_Enunciado 1:_ Segundo o texto sobre a Operação Vérnix, em que local ocorreu a detenção de Deolane Bezerra?
_Enunciado 2:_ Transcreva fielmente o trecho do texto sobre a Operação Vérnix que começa em "A detenção de" e termina em "relacionados a ela.".

A Operação Vérnix, realizada pelo Ministério Público de São Paulo e pela Polícia Civil, culminou na prisão da influenciadora e advogada Deolane Bezerra, em uma ação que teve como foco o núcleo financeiro do Primeiro Comando da Capital (PCC). A operação ocorreu na quinta-feira, 21, e investiga um complexo esquema de lavagem de dinheiro que supostamente utilizava empresas de fachada, contas de terceiros e transportadoras para movimentar recursos ilícitos.
A detenção de Deolane, que possui uma significativa base de seguidores nas redes sociais, aconteceu em Alphaville, após investigações que identificaram depósitos suspeitos em suas contas bancárias. O Ministério Público revelou que a influenciadora teria recebido diversas transferências fracionadas entre os anos de 2018 e 2021, com parte dos valores oriundos de pessoas consideradas “laranjas”. Além disso, a Justiça decidiu pelo bloqueio de cerca de R$ 27 milhões relacionados a ela.

_Extrato de dados:_
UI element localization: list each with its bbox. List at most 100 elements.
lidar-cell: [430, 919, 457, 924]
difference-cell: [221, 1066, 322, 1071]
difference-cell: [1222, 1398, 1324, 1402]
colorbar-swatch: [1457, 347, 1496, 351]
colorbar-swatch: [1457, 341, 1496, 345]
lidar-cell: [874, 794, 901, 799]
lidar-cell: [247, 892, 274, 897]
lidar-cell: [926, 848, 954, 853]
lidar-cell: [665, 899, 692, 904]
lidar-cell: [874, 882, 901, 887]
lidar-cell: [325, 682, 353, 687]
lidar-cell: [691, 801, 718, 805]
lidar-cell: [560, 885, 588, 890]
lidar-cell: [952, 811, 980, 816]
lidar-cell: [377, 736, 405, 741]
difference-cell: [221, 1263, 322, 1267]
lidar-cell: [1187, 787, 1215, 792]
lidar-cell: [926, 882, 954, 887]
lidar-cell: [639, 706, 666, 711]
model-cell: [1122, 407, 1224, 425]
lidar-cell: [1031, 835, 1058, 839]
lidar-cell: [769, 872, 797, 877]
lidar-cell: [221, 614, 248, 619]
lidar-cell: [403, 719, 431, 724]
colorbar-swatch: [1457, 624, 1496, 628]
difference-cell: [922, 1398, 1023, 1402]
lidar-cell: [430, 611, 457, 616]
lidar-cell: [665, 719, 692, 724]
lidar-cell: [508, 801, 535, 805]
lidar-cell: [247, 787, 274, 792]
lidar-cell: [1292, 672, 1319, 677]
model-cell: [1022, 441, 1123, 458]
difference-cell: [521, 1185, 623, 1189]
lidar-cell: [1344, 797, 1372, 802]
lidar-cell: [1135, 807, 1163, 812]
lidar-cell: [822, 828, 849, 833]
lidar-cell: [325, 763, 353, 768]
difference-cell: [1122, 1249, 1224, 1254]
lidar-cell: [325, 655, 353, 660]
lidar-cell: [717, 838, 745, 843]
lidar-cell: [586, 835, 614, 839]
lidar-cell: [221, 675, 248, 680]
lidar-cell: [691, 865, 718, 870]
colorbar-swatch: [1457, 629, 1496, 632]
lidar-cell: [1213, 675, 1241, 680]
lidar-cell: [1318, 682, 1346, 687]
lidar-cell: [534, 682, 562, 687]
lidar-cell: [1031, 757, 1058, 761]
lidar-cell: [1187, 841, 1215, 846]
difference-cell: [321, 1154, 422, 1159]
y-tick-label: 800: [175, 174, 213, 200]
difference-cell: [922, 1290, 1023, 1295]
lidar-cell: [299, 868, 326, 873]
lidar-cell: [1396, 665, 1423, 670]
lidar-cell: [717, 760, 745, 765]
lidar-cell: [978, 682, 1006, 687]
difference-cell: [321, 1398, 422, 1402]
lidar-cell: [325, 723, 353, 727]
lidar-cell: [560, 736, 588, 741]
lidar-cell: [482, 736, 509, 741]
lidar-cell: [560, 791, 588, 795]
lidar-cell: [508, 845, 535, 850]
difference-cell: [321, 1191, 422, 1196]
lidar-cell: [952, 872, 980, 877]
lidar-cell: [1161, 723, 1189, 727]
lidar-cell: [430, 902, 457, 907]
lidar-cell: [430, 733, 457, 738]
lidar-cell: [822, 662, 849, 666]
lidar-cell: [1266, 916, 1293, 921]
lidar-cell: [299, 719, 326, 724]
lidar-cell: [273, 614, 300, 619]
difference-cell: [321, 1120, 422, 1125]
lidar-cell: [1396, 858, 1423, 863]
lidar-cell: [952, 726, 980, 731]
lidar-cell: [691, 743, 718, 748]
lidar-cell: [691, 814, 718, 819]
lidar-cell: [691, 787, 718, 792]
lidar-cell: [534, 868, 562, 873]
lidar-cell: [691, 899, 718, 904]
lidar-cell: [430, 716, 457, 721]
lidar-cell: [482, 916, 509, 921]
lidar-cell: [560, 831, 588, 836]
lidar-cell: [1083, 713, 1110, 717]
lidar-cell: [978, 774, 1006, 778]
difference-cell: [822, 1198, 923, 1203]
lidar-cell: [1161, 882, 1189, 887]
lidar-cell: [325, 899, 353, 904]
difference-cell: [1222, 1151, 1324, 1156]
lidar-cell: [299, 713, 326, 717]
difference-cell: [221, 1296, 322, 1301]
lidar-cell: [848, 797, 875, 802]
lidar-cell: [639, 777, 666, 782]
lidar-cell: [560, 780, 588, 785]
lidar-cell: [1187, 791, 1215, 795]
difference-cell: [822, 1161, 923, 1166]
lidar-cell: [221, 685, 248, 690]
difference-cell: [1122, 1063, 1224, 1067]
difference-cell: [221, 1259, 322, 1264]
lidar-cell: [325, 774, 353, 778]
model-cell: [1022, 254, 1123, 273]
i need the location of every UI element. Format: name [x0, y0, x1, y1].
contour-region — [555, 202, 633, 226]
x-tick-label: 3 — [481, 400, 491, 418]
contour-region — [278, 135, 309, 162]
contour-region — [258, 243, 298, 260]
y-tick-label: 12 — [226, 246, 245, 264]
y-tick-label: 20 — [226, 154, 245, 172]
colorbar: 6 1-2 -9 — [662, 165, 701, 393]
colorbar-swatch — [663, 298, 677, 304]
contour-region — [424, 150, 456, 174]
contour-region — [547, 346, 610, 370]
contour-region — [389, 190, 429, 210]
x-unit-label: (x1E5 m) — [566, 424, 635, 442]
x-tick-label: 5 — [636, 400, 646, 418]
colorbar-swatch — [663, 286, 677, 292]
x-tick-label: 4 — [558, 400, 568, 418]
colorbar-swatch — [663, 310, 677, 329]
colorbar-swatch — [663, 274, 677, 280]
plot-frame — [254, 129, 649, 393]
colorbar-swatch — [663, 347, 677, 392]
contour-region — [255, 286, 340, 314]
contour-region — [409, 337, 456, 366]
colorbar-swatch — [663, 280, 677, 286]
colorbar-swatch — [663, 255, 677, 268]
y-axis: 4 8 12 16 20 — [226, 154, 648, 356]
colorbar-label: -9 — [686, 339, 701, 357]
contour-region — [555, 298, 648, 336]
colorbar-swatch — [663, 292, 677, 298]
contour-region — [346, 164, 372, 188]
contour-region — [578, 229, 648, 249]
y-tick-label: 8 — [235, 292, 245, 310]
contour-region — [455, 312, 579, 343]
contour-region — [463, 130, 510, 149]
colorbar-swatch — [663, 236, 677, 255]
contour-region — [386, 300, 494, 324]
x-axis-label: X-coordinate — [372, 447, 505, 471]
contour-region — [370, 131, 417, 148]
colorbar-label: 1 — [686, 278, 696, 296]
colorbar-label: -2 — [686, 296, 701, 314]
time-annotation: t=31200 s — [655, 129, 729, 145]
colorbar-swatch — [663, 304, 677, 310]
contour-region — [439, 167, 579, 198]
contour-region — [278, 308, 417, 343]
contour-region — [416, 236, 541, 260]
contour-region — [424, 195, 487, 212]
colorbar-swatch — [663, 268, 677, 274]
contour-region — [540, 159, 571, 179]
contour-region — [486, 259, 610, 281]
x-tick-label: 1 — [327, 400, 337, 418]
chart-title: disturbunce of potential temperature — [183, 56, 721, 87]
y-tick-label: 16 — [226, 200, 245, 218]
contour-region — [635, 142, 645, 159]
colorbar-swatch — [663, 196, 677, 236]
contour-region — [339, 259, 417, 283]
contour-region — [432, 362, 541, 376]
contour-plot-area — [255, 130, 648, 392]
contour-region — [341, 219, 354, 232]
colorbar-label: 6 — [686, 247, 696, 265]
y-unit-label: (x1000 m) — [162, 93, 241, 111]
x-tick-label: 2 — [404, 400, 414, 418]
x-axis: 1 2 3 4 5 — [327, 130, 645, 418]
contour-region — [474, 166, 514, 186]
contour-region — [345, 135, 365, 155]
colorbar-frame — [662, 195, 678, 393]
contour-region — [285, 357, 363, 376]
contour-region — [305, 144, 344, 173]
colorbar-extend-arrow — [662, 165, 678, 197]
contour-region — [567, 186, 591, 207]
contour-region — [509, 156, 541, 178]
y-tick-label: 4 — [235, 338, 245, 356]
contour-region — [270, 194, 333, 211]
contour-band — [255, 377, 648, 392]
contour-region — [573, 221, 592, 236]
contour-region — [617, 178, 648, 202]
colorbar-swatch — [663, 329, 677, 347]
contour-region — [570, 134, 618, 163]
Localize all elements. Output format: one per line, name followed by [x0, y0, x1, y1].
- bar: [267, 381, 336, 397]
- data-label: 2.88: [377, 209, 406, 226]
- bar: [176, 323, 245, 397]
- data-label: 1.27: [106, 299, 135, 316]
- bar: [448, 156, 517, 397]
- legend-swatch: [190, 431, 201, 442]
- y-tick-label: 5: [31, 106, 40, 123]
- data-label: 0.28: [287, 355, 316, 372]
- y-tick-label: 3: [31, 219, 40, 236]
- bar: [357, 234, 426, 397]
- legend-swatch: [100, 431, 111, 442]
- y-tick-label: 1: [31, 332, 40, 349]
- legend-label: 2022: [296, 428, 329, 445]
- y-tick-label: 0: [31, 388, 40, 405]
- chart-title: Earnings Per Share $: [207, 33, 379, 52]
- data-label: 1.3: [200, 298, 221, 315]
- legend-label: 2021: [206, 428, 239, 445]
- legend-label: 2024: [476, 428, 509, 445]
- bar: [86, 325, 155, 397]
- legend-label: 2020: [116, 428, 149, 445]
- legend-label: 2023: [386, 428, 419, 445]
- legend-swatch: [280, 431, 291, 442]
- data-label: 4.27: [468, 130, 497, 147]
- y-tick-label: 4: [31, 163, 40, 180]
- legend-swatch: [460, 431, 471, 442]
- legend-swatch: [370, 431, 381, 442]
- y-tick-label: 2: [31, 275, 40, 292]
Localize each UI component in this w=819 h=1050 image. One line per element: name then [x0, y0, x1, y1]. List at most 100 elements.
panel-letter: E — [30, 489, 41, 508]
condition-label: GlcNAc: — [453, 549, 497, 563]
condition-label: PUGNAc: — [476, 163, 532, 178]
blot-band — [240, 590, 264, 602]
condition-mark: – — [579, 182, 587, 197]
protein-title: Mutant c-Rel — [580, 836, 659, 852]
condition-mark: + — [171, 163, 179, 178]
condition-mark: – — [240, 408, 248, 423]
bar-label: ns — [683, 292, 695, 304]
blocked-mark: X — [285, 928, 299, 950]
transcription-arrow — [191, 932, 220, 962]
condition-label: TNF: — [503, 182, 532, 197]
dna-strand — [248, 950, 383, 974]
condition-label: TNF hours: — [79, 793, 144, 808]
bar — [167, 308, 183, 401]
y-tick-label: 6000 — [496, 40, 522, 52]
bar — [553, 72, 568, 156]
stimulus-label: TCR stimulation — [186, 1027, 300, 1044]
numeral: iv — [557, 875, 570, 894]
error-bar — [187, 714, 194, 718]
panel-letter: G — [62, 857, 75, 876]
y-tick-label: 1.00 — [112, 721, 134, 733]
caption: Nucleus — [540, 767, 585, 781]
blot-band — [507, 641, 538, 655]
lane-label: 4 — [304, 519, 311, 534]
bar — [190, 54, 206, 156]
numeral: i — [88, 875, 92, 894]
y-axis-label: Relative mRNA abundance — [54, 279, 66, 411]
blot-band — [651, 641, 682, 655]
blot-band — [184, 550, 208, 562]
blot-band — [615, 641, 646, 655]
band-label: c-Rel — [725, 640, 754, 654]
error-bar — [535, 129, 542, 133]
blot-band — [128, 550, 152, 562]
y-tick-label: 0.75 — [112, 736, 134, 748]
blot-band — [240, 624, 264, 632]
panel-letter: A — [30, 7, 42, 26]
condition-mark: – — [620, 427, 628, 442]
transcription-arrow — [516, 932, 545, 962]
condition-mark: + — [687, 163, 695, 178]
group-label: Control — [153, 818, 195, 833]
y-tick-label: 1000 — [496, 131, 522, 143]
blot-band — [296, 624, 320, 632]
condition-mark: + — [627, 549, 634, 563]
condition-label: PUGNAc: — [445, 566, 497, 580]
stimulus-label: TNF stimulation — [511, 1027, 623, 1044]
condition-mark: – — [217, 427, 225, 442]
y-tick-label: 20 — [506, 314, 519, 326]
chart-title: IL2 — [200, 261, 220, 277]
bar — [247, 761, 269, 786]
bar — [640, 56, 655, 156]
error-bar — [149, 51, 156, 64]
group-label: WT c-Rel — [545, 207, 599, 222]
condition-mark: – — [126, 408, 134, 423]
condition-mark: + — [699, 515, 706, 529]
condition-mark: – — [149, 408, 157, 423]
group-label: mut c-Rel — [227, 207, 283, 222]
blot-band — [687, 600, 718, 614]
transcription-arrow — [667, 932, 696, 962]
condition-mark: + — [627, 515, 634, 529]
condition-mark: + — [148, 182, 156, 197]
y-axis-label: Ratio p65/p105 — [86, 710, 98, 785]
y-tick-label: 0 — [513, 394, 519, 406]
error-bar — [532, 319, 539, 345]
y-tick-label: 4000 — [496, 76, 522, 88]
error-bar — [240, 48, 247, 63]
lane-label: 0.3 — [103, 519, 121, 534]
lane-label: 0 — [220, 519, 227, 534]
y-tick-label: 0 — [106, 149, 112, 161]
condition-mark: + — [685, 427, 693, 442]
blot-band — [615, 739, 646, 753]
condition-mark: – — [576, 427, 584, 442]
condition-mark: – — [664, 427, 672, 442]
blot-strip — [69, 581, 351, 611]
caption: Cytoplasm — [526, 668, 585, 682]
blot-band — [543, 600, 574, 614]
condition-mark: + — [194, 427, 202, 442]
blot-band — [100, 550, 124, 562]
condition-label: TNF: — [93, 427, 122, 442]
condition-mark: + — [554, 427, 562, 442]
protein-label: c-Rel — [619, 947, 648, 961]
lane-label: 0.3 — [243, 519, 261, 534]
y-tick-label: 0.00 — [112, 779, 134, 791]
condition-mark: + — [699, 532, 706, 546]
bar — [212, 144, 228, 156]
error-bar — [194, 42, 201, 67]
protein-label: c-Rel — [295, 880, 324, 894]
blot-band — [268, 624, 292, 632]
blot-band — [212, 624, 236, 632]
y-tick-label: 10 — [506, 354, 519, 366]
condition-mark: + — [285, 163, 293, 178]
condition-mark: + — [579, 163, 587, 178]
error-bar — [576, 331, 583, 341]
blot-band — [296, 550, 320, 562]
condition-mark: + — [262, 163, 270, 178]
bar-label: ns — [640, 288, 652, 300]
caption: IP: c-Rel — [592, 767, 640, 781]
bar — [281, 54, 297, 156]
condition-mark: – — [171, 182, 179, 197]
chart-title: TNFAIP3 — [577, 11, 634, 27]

_Resolução da tarefa 1:_ Em Alphaville.

_Resolução da tarefa 2:_
A detenção de Deolane, que possui uma significativa base de seguidores nas redes sociais, aconteceu em Alphaville, após investigações que identificaram depósitos suspeitos em suas contas bancárias. O Ministério Público revelou que a influenciadora teria recebido diversas transferências fracionadas entre os anos de 2018 e 2021, com parte dos valores oriundos de pessoas consideradas “laranjas”. Além disso, a Justiça decidiu pelo bloqueio de cerca de R$ 27 milhões relacionados a ela.